• Work required: Write the material out again in full, exactly.

• Data lines:

[Start]

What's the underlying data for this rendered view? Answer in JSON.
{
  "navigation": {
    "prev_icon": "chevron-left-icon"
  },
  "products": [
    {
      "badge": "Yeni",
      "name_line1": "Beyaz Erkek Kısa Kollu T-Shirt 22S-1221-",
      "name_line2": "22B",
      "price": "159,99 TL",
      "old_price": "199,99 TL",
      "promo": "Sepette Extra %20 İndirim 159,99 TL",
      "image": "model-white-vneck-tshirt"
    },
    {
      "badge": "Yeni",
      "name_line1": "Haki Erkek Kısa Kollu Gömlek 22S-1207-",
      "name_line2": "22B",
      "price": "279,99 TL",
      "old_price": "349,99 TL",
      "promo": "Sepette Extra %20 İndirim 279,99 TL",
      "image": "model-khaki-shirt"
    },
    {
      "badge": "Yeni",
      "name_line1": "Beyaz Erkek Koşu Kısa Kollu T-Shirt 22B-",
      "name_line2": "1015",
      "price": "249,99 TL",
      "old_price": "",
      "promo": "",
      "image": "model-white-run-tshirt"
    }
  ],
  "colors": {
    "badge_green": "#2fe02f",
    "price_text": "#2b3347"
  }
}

[End]

• Output for this task:
What's the underlying data for this rendered view? Answer in JSON.
{
  "navigation": {
    "prev_icon": "chevron-left-icon"
  },
  "products": [
    {
      "badge": "Yeni",
      "name_line1": "Beyaz Erkek Kısa Kollu T-Shirt 22S-1221-",
      "name_line2": "22B",
      "price": "159,99 TL",
      "old_price": "199,99 TL",
      "promo": "Sepette Extra %20 İndirim 159,99 TL",
      "image": "model-white-vneck-tshirt"
    },
    {
      "badge": "Yeni",
      "name_line1": "Haki Erkek Kısa Kollu Gömlek 22S-1207-",
      "name_line2": "22B",
      "price": "279,99 TL",
      "old_price": "349,99 TL",
      "promo": "Sepette Extra %20 İndirim 279,99 TL",
      "image": "model-khaki-shirt"
    },
    {
      "badge": "Yeni",
      "name_line1": "Beyaz Erkek Koşu Kısa Kollu T-Shirt 22B-",
      "name_line2": "1015",
      "price": "249,99 TL",
      "old_price": "",
      "promo": "",
      "image": "model-white-run-tshirt"
    }
  ],
  "colors": {
    "badge_green": "#2fe02f",
    "price_text": "#2b3347"
  }
}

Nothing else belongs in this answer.